# [Okuma Metni]
28 Haziran 2014 Cumartesi

Uzun Yaz Günlerinde Oruç Ve Şefkat!



Oruç ayı başladı.
Yılın en uzun ve sıcak  günlerindeyiz.
Biz işi gücü bitirdik, okulları tatil ettik ama sair insanlarımızın tam iş mevsimi. Fabrikalar  ve işyerleri üretimi sürdürmek zorunda. Kırsalda şimdilerde ot biçiyorlardır, ardından ekin biçim mevsimi girecek, meyveler hasat edilecek. Çok iş var yapılacak. Ve hepsi de gününde yapılacak işler. Ertelemeyi kabul etmez.
Normal günlerde yatsıyı beklemekte zorlanan bu insanlar şimdi bir de oruçlu geçirdikleri  uzun günün gecesinde teravih de kılacaklar. Hakikaten zor olmalı.
Feys’de paylaşıyorlar.  “Orucu uykuya tutturursan sevabını da rüyanda görürsün!” diye.  Gerçekten bizim işimiz kolay  ve lakin buna rağmen zorlanmaktayız. Allah iş güç sahibi tüm kardeşlerimize yardımcı olsun.

# [Kayıtlı Veriler]
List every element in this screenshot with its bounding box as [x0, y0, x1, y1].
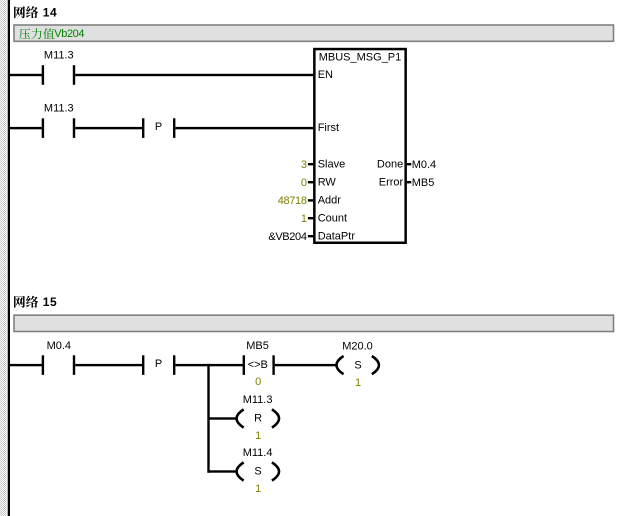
- svg-text:S: S: [254, 466, 261, 478]
- wire branch to coil R (rung 4): [209, 417, 237, 419]
- network 14 comment bar: [14, 25, 614, 41]
- svg-text:1: 1: [301, 213, 307, 225]
- pin tick Slave: [308, 163, 313, 165]
- svg-text:P: P: [155, 358, 162, 370]
- coil reset M11.3 with count 1: [237, 394, 280, 442]
- svg-text:R: R: [254, 413, 262, 425]
- network 15 title: [14, 295, 57, 309]
- pin tick Done: [407, 163, 411, 165]
- wire MB5 to coil M20.0 (rung 3): [275, 364, 337, 366]
- wire M11.3 to P contact (rung 2): [75, 127, 142, 129]
- coil set M20.0 with count 1: [336, 341, 379, 389]
- wire contact M11.3 to EN (rung 1): [75, 74, 313, 76]
- left power rail: [8, 0, 10, 516]
- svg-text:EN: EN: [318, 69, 333, 81]
- pin tick DataPtr: [308, 235, 313, 237]
- svg-text:M11.3: M11.3: [44, 50, 74, 62]
- coil set M11.4 with count 1: [237, 447, 280, 495]
- compare contact MB5 not-equal B (rung 3): [243, 340, 275, 388]
- pin tick Addr: [308, 199, 313, 201]
- svg-text:MB5: MB5: [412, 177, 435, 189]
- svg-text:M0.4: M0.4: [47, 340, 71, 352]
- svg-text:3: 3: [301, 159, 307, 171]
- wire rail to contact M11.3 (rung 2): [9, 127, 42, 129]
- contact P positive transition (rung 2): [142, 118, 175, 138]
- pin tick Error: [407, 181, 411, 183]
- svg-text:MB5: MB5: [246, 340, 269, 352]
- svg-text:S: S: [354, 359, 361, 371]
- wire rail to contact M0.4 (rung 3): [9, 364, 42, 366]
- wire P to First (rung 2): [175, 127, 313, 129]
- svg-text:M11.3: M11.3: [44, 103, 74, 115]
- pin tick Count: [308, 217, 313, 219]
- left margin hatch: [0, 0, 7, 516]
- svg-text:Error: Error: [379, 176, 404, 188]
- wire P to compare contact MB5 (rung 3): [175, 364, 242, 366]
- svg-text:M11.4: M11.4: [243, 447, 273, 459]
- contact M11.3 (rung 2): [42, 103, 76, 138]
- svg-text:MBUS_MSG_P1: MBUS_MSG_P1: [319, 51, 402, 63]
- svg-text:Count: Count: [318, 212, 347, 224]
- wire rail to contact M11.3 (rung 1): [9, 74, 42, 76]
- svg-text:Vb204: Vb204: [54, 28, 84, 40]
- network 15 comment bar: [14, 315, 614, 331]
- svg-text:1: 1: [355, 377, 361, 389]
- contact M0.4 (rung 3): [42, 340, 76, 375]
- svg-text:M11.3: M11.3: [243, 394, 273, 406]
- pin tick RW: [308, 181, 313, 183]
- network 14 title: [14, 5, 57, 19]
- function box U1 MBUS_MSG_P1: [314, 49, 405, 243]
- svg-text:DataPtr: DataPtr: [318, 230, 356, 242]
- wire M0.4 to P contact (rung 3): [75, 364, 142, 366]
- contact M11.3 (rung 1): [42, 50, 76, 85]
- svg-text:M0.4: M0.4: [412, 159, 436, 171]
- svg-text:First: First: [318, 122, 339, 134]
- svg-text:0: 0: [301, 177, 307, 189]
- contact P positive transition (rung 3): [142, 355, 175, 375]
- branch vertical wire at node: [207, 364, 209, 473]
- svg-text:14: 14: [43, 5, 58, 19]
- svg-text:Addr: Addr: [318, 195, 342, 207]
- svg-text:Slave: Slave: [318, 158, 346, 170]
- svg-text:48718: 48718: [278, 195, 307, 207]
- svg-text:&VB204: &VB204: [268, 231, 306, 243]
- svg-text:P: P: [155, 121, 162, 133]
- svg-text:1: 1: [255, 483, 261, 495]
- svg-text:1: 1: [255, 430, 261, 442]
- svg-text:<>B: <>B: [248, 359, 268, 371]
- svg-text:0: 0: [255, 376, 261, 388]
- wire branch to coil S (rung 5): [209, 470, 237, 472]
- svg-text:M20.0: M20.0: [342, 341, 373, 353]
- svg-text:Done: Done: [377, 158, 403, 170]
- svg-text:15: 15: [43, 295, 58, 309]
- svg-text:RW: RW: [318, 176, 337, 188]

# [Yapılacak İşler]
A. Oruç yazısından "Biz işi gücü" ifadesinden "kardeşlerimize yardımcı olsun." ifadesine kadar olan bölümü harfi harfine geri ver.
B. Oruç yazısını kaldığı yerden devam ettir.

# [Görev Çıktıları]
A.
Biz işi gücü bitirdik, okulları tatil ettik ama sair insanlarımızın tam iş mevsimi. Fabrikalar  ve işyerleri üretimi sürdürmek zorunda. Kırsalda şimdilerde ot biçiyorlardır, ardından ekin biçim mevsimi girecek, meyveler hasat edilecek. Çok iş var yapılacak. Ve hepsi de gününde yapılacak işler. Ertelemeyi kabul etmez.
Normal günlerde yatsıyı beklemekte zorlanan bu insanlar şimdi bir de oruçlu geçirdikleri  uzun günün gecesinde teravih de kılacaklar. Hakikaten zor olmalı.
Feys’de paylaşıyorlar.  “Orucu uykuya tutturursan sevabını da rüyanda görürsün!” diye.  Gerçekten bizim işimiz kolay  ve lakin buna rağmen zorlanmaktayız. Allah iş güç sahibi tüm kardeşlerimize yardımcı olsun.

B.
Hocalarımız kolaylaştırma yolunu tutmalılar bence. İş güç sebebiyle gerçekten zorlanan ve buna sebep tutamayan insanlarımıza kötü gözle ve öfkeyle bakmasınlar, onlara şefkatle yaklaşsınlar.
Hz. Peygamberimiz dokuz yıl oruç tuttu. Mekke’nin Fethi Ramazan’a müsadifdi.  Fetih 11 Ocak 630'da (Hicri- 20 Ramazan, 8) olmuştu. Bedir savaşı da öyle; 13 Mart 624 M. (Hicri 17 Ramazan, 2)’da vuku bulmuştu.
Oruç Hicrî ikinci yılda Bedir öncesi farz kılınmıştı.   Güneş takvimi ile Bedir Mart, Mekke’nin fethi de Ocak ayının başlarına müsadif  olduğuna göre bu da demek oluyor ki peygamberimiz uzun yaz günlerinde Ramazan orucunu hiç  tutmadı. Kamerî takvimde aylar her sene on gün önce geldiği için Peygamberimizin tüm oruçları Ocak-Şubat ve Mart ayları içinde gerçekleşmişti.
Bir de şu var: Hicaz ikliminde yaz ve kış arasındaki saat farkı bizdeki kadar fazla değil. Bugünlerde Mekke’de orucun süresi on beş saattir. Biz ise bu günlerde on sekiz saate yakın oruç tutuyoruz. 1982’de Hollanda’da Ramazan ayında görevliydim ve yirmi bir saat oruç tutmuştuk. Dün de bir arkadaşımız “ülkenizin kıymetini bilin!” nüktesiyle bir imsakiye yayınlamıştı ve ona göre Norveç gibi Kuzey ülkelerinde iftar ile imsak vakti arasında bir saat kadar ancak  bir aralık olduğu görülüyordu.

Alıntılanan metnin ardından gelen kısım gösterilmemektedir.